:: INPUT
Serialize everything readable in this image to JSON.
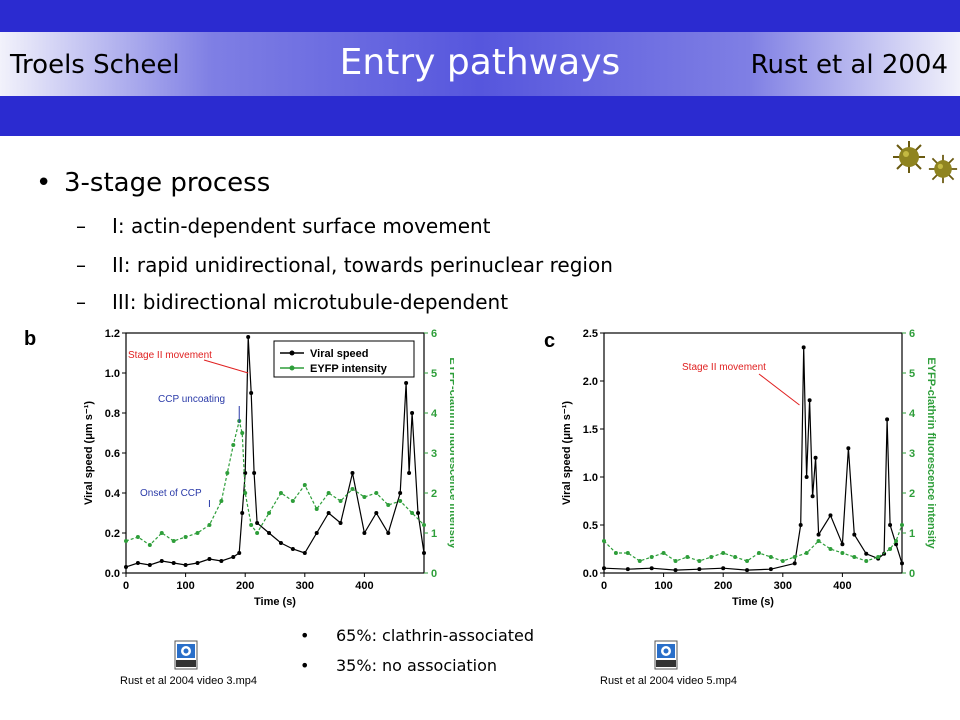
{
  "header": {
    "author": "Troels Scheel",
    "title": "Entry pathways",
    "reference": "Rust et al 2004"
  },
  "bullets": {
    "main": "3-stage process",
    "subs": [
      "I: actin-dependent surface movement",
      "II: rapid unidirectional, towards perinuclear region",
      "III: bidirectional microtubule-dependent"
    ]
  },
  "stats": [
    "65%: clathrin-associated",
    "35%: no association"
  ],
  "videos": [
    "Rust et al 2004 video 3.mp4",
    "Rust et al 2004 video 5.mp4"
  ],
  "chart_data": [
    {
      "panel": "b",
      "type": "line",
      "xlabel": "Time (s)",
      "ylabel": "Viral speed (μm s⁻¹)",
      "y2label": "EYFP-clathrin fluorescence intensity",
      "xlim": [
        0,
        500
      ],
      "xticks": [
        0,
        100,
        200,
        300,
        400
      ],
      "ylim": [
        0,
        1.2
      ],
      "yticks": [
        0.0,
        0.2,
        0.4,
        0.6,
        0.8,
        1.0,
        1.2
      ],
      "y2lim": [
        0,
        6
      ],
      "y2ticks": [
        0,
        1,
        2,
        3,
        4,
        5,
        6
      ],
      "legend": [
        "Viral speed",
        "EYFP intensity"
      ],
      "legend_position": "top-right",
      "annotations": [
        "Stage II movement",
        "CCP uncoating",
        "Onset of CCP"
      ],
      "series": [
        {
          "name": "Viral speed",
          "color": "#000000",
          "x": [
            0,
            20,
            40,
            60,
            80,
            100,
            120,
            140,
            160,
            180,
            190,
            195,
            200,
            205,
            210,
            215,
            220,
            240,
            260,
            280,
            300,
            320,
            340,
            360,
            380,
            400,
            420,
            440,
            460,
            470,
            475,
            480,
            490,
            500
          ],
          "values": [
            0.03,
            0.05,
            0.04,
            0.06,
            0.05,
            0.04,
            0.05,
            0.07,
            0.06,
            0.08,
            0.1,
            0.3,
            0.5,
            1.18,
            0.9,
            0.5,
            0.25,
            0.2,
            0.15,
            0.12,
            0.1,
            0.2,
            0.3,
            0.25,
            0.5,
            0.2,
            0.3,
            0.2,
            0.4,
            0.95,
            0.5,
            0.8,
            0.3,
            0.1
          ]
        },
        {
          "name": "EYFP intensity",
          "color": "#2e9e3a",
          "x": [
            0,
            20,
            40,
            60,
            80,
            100,
            120,
            140,
            160,
            170,
            180,
            190,
            195,
            200,
            210,
            220,
            240,
            260,
            280,
            300,
            320,
            340,
            360,
            380,
            400,
            420,
            440,
            460,
            480,
            500
          ],
          "values": [
            0.8,
            0.9,
            0.7,
            1.0,
            0.8,
            0.9,
            1.0,
            1.2,
            1.8,
            2.5,
            3.2,
            3.8,
            3.5,
            2.0,
            1.2,
            1.0,
            1.5,
            2.0,
            1.8,
            2.2,
            1.6,
            2.0,
            1.8,
            2.1,
            1.9,
            2.0,
            1.7,
            1.8,
            1.5,
            1.2
          ]
        }
      ]
    },
    {
      "panel": "c",
      "type": "line",
      "xlabel": "Time (s)",
      "ylabel": "Viral speed (μm s⁻¹)",
      "y2label": "EYFP-clathrin fluorescence intensity",
      "xlim": [
        0,
        500
      ],
      "xticks": [
        0,
        100,
        200,
        300,
        400
      ],
      "ylim": [
        0,
        2.5
      ],
      "yticks": [
        0.0,
        0.5,
        1.0,
        1.5,
        2.0,
        2.5
      ],
      "y2lim": [
        0,
        6
      ],
      "y2ticks": [
        0,
        1,
        2,
        3,
        4,
        5,
        6
      ],
      "annotations": [
        "Stage II movement"
      ],
      "series": [
        {
          "name": "Viral speed",
          "color": "#000000",
          "x": [
            0,
            40,
            80,
            120,
            160,
            200,
            240,
            280,
            320,
            330,
            335,
            340,
            345,
            350,
            355,
            360,
            380,
            400,
            410,
            420,
            440,
            460,
            470,
            475,
            480,
            490,
            500
          ],
          "values": [
            0.05,
            0.04,
            0.05,
            0.03,
            0.04,
            0.05,
            0.03,
            0.04,
            0.1,
            0.5,
            2.35,
            1.0,
            1.8,
            0.8,
            1.2,
            0.4,
            0.6,
            0.3,
            1.3,
            0.4,
            0.2,
            0.15,
            0.2,
            1.6,
            0.5,
            0.3,
            0.1
          ]
        },
        {
          "name": "EYFP intensity",
          "color": "#2e9e3a",
          "x": [
            0,
            20,
            40,
            60,
            80,
            100,
            120,
            140,
            160,
            180,
            200,
            220,
            240,
            260,
            280,
            300,
            320,
            340,
            360,
            380,
            400,
            420,
            440,
            460,
            480,
            490,
            500
          ],
          "values": [
            0.8,
            0.5,
            0.5,
            0.3,
            0.4,
            0.5,
            0.3,
            0.4,
            0.3,
            0.4,
            0.5,
            0.4,
            0.3,
            0.5,
            0.4,
            0.3,
            0.4,
            0.5,
            0.8,
            0.6,
            0.5,
            0.4,
            0.3,
            0.4,
            0.6,
            0.8,
            1.2
          ]
        }
      ]
    }
  ]
}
::::
When you reproduce the entries above, keep every word exactly and leave out each picture.

Serialize everything readable in this image to JSON.
{
  "header": {
    "author": "Troels Scheel",
    "title": "Entry pathways",
    "reference": "Rust et al 2004"
  },
  "bullets": {
    "main": "3-stage process",
    "subs": [
      "I: actin-dependent surface movement",
      "II: rapid unidirectional, towards perinuclear region",
      "III: bidirectional microtubule-dependent"
    ]
  },
  "stats": [
    "65%: clathrin-associated",
    "35%: no association"
  ],
  "videos": [
    "Rust et al 2004 video 3.mp4",
    "Rust et al 2004 video 5.mp4"
  ],
  "chart_data": [
    {
      "panel": "b",
      "type": "line",
      "xlabel": "Time (s)",
      "ylabel": "Viral speed (μm s⁻¹)",
      "y2label": "EYFP-clathrin fluorescence intensity",
      "xlim": [
        0,
        500
      ],
      "xticks": [
        0,
        100,
        200,
        300,
        400
      ],
      "ylim": [
        0,
        1.2
      ],
      "yticks": [
        0.0,
        0.2,
        0.4,
        0.6,
        0.8,
        1.0,
        1.2
      ],
      "y2lim": [
        0,
        6
      ],
      "y2ticks": [
        0,
        1,
        2,
        3,
        4,
        5,
        6
      ],
      "legend": [
        "Viral speed",
        "EYFP intensity"
      ],
      "legend_position": "top-right",
      "annotations": [
        "Stage II movement",
        "CCP uncoating",
        "Onset of CCP"
      ],
      "series": [
        {
          "name": "Viral speed",
          "color": "#000000",
          "x": [
            0,
            20,
            40,
            60,
            80,
            100,
            120,
            140,
            160,
            180,
            190,
            195,
            200,
            205,
            210,
            215,
            220,
            240,
            260,
            280,
            300,
            320,
            340,
            360,
            380,
            400,
            420,
            440,
            460,
            470,
            475,
            480,
            490,
            500
          ],
          "values": [
            0.03,
            0.05,
            0.04,
            0.06,
            0.05,
            0.04,
            0.05,
            0.07,
            0.06,
            0.08,
            0.1,
            0.3,
            0.5,
            1.18,
            0.9,
            0.5,
            0.25,
            0.2,
            0.15,
            0.12,
            0.1,
            0.2,
            0.3,
            0.25,
            0.5,
            0.2,
            0.3,
            0.2,
            0.4,
            0.95,
            0.5,
            0.8,
            0.3,
            0.1
          ]
        },
        {
          "name": "EYFP intensity",
          "color": "#2e9e3a",
          "x": [
            0,
            20,
            40,
            60,
            80,
            100,
            120,
            140,
            160,
            170,
            180,
            190,
            195,
            200,
            210,
            220,
            240,
            260,
            280,
            300,
            320,
            340,
            360,
            380,
            400,
            420,
            440,
            460,
            480,
            500
          ],
          "values": [
            0.8,
            0.9,
            0.7,
            1.0,
            0.8,
            0.9,
            1.0,
            1.2,
            1.8,
            2.5,
            3.2,
            3.8,
            3.5,
            2.0,
            1.2,
            1.0,
            1.5,
            2.0,
            1.8,
            2.2,
            1.6,
            2.0,
            1.8,
            2.1,
            1.9,
            2.0,
            1.7,
            1.8,
            1.5,
            1.2
          ]
        }
      ]
    },
    {
      "panel": "c",
      "type": "line",
      "xlabel": "Time (s)",
      "ylabel": "Viral speed (μm s⁻¹)",
      "y2label": "EYFP-clathrin fluorescence intensity",
      "xlim": [
        0,
        500
      ],
      "xticks": [
        0,
        100,
        200,
        300,
        400
      ],
      "ylim": [
        0,
        2.5
      ],
      "yticks": [
        0.0,
        0.5,
        1.0,
        1.5,
        2.0,
        2.5
      ],
      "y2lim": [
        0,
        6
      ],
      "y2ticks": [
        0,
        1,
        2,
        3,
        4,
        5,
        6
      ],
      "annotations": [
        "Stage II movement"
      ],
      "series": [
        {
          "name": "Viral speed",
          "color": "#000000",
          "x": [
            0,
            40,
            80,
            120,
            160,
            200,
            240,
            280,
            320,
            330,
            335,
            340,
            345,
            350,
            355,
            360,
            380,
            400,
            410,
            420,
            440,
            460,
            470,
            475,
            480,
            490,
            500
          ],
          "values": [
            0.05,
            0.04,
            0.05,
            0.03,
            0.04,
            0.05,
            0.03,
            0.04,
            0.1,
            0.5,
            2.35,
            1.0,
            1.8,
            0.8,
            1.2,
            0.4,
            0.6,
            0.3,
            1.3,
            0.4,
            0.2,
            0.15,
            0.2,
            1.6,
            0.5,
            0.3,
            0.1
          ]
        },
        {
          "name": "EYFP intensity",
          "color": "#2e9e3a",
          "x": [
            0,
            20,
            40,
            60,
            80,
            100,
            120,
            140,
            160,
            180,
            200,
            220,
            240,
            260,
            280,
            300,
            320,
            340,
            360,
            380,
            400,
            420,
            440,
            460,
            480,
            490,
            500
          ],
          "values": [
            0.8,
            0.5,
            0.5,
            0.3,
            0.4,
            0.5,
            0.3,
            0.4,
            0.3,
            0.4,
            0.5,
            0.4,
            0.3,
            0.5,
            0.4,
            0.3,
            0.4,
            0.5,
            0.8,
            0.6,
            0.5,
            0.4,
            0.3,
            0.4,
            0.6,
            0.8,
            1.2
          ]
        }
      ]
    }
  ]
}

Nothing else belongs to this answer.